▶ Short task
Copy each line in which the string "screenshot" occurs.

Stored items from a collection:
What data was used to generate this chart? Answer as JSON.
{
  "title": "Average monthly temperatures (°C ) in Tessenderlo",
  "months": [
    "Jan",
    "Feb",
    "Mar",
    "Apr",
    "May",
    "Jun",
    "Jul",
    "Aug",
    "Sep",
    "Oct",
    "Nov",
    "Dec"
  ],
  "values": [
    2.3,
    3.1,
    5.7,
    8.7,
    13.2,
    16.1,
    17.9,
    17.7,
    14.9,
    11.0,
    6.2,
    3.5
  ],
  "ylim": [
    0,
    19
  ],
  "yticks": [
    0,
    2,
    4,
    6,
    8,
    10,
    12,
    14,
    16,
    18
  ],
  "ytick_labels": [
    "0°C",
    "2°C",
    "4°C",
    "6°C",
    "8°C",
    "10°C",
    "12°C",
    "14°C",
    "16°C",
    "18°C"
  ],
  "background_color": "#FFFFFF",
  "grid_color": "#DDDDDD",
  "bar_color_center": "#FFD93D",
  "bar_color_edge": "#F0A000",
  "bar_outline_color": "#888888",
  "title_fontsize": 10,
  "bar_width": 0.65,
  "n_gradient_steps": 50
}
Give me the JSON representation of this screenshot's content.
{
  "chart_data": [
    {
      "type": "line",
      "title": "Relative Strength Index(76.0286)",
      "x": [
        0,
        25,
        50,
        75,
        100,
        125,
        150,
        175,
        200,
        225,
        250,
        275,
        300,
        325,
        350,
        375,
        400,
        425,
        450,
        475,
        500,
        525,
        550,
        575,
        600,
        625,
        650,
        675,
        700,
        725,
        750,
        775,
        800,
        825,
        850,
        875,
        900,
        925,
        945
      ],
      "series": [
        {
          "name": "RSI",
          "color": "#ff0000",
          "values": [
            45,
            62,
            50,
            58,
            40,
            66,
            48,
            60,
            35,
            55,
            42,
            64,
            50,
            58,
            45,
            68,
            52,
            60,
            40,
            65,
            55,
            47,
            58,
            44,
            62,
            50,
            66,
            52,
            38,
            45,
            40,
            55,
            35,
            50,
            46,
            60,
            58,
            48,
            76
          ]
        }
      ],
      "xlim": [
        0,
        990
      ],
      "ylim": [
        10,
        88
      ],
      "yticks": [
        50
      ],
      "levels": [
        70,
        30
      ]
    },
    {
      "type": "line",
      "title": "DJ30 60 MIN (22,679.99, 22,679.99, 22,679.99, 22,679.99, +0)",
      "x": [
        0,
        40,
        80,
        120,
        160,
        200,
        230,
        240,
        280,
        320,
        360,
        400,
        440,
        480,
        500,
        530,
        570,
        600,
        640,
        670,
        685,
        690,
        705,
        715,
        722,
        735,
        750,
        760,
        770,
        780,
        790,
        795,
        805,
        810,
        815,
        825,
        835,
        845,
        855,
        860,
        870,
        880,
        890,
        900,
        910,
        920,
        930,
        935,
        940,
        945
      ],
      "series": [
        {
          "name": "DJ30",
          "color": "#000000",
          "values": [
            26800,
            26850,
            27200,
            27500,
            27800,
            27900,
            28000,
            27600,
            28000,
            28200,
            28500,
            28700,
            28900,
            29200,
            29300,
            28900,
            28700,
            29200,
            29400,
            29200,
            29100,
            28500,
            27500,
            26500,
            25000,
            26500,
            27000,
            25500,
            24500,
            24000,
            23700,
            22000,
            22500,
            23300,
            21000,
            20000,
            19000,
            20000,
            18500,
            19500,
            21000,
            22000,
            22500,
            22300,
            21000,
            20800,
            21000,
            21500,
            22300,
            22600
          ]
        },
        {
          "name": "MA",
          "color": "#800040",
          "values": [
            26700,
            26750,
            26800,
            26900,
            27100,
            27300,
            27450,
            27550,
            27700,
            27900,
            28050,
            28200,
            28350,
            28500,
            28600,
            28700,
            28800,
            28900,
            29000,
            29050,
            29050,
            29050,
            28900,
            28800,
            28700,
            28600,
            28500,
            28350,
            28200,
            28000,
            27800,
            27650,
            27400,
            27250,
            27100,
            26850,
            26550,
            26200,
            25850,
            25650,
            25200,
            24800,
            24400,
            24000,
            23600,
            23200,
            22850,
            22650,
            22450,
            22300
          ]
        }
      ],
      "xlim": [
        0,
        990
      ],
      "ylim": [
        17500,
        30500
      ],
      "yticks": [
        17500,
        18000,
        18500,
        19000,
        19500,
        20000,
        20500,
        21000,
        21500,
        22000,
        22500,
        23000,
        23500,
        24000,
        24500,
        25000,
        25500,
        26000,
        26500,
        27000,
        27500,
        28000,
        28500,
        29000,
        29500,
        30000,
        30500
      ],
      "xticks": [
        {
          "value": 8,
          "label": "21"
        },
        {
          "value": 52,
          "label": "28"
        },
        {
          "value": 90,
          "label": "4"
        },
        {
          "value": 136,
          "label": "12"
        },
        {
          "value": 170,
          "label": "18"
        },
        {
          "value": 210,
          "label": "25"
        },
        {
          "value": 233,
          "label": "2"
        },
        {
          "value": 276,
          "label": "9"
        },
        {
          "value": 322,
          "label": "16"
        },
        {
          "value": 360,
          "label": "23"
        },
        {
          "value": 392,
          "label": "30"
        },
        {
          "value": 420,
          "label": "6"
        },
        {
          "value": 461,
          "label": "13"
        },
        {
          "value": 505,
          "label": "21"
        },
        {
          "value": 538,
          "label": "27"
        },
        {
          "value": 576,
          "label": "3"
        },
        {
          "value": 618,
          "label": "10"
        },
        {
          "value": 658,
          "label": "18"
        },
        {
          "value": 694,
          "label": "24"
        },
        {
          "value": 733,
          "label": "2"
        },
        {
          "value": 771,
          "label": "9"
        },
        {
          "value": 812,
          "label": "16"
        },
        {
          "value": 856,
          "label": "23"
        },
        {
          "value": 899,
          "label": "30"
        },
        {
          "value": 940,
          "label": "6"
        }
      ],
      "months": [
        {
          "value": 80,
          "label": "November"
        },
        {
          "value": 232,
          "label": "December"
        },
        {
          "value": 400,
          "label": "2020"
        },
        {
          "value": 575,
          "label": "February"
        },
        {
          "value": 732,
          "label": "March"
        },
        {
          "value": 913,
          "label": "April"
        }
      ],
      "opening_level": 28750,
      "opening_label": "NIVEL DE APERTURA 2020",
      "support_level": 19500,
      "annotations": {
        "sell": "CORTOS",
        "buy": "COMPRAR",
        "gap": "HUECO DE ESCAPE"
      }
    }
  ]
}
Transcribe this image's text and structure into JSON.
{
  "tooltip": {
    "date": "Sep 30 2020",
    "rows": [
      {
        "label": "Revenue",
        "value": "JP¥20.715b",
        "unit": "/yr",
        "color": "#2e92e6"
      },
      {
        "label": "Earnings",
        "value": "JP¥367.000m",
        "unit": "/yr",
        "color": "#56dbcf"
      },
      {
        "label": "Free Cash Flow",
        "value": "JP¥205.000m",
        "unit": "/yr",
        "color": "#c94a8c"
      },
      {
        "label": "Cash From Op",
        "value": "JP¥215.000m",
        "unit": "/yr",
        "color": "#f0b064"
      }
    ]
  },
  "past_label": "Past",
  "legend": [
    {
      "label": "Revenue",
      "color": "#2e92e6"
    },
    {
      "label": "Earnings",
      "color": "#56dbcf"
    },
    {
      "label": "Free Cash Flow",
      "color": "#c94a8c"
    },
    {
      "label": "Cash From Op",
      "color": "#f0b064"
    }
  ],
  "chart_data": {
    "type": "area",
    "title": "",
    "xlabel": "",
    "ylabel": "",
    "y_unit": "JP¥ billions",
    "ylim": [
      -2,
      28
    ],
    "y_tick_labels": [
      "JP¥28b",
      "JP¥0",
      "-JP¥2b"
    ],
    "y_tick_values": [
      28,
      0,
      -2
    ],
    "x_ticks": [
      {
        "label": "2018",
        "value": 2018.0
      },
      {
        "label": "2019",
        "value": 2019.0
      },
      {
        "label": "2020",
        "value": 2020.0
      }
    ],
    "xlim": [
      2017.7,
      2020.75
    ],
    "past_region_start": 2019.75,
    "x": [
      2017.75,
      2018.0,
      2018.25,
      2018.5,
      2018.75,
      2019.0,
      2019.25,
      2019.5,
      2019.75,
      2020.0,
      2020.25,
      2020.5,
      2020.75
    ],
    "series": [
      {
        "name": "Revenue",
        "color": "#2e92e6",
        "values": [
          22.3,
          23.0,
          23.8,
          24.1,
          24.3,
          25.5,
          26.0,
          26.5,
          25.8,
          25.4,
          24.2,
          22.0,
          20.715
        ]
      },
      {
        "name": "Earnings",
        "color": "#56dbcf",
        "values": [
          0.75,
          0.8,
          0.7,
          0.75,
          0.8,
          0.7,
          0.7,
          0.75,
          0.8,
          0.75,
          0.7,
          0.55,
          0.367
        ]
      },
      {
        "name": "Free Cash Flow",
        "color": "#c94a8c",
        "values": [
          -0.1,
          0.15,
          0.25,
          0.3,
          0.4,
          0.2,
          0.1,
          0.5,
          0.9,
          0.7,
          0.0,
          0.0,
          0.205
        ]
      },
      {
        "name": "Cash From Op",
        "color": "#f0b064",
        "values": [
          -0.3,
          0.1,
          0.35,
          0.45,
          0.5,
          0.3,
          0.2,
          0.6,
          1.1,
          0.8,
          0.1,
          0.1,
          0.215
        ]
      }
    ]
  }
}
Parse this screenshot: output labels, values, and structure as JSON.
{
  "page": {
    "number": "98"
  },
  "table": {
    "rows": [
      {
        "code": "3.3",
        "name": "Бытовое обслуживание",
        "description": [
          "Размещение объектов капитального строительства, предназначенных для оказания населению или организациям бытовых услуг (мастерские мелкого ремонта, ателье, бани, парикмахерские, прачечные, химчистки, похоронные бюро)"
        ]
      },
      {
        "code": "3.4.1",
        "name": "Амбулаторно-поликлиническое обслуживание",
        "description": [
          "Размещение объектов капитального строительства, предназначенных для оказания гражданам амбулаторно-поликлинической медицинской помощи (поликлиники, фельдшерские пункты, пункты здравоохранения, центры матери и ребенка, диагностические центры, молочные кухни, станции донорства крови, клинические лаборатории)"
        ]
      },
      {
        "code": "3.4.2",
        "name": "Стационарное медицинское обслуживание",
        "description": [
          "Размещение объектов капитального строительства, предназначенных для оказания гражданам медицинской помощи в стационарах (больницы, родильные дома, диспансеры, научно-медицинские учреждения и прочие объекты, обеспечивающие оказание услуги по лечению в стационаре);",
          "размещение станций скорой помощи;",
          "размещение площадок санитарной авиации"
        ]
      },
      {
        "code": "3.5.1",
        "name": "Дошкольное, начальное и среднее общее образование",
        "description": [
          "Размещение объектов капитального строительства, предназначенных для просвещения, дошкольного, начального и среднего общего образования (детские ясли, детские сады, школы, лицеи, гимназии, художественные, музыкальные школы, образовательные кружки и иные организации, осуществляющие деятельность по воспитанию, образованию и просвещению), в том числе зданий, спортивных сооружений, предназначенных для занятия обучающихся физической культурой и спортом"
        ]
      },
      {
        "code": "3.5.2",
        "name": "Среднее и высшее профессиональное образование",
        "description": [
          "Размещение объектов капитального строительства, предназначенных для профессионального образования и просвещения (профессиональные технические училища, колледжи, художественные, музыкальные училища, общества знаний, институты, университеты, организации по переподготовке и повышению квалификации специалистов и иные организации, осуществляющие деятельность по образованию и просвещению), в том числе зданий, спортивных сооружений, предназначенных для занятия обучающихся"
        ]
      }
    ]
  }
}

▶ Solution for this problem
Give me the JSON representation of this screenshot's content.
Parse this screenshot: output labels, values, and structure as JSON.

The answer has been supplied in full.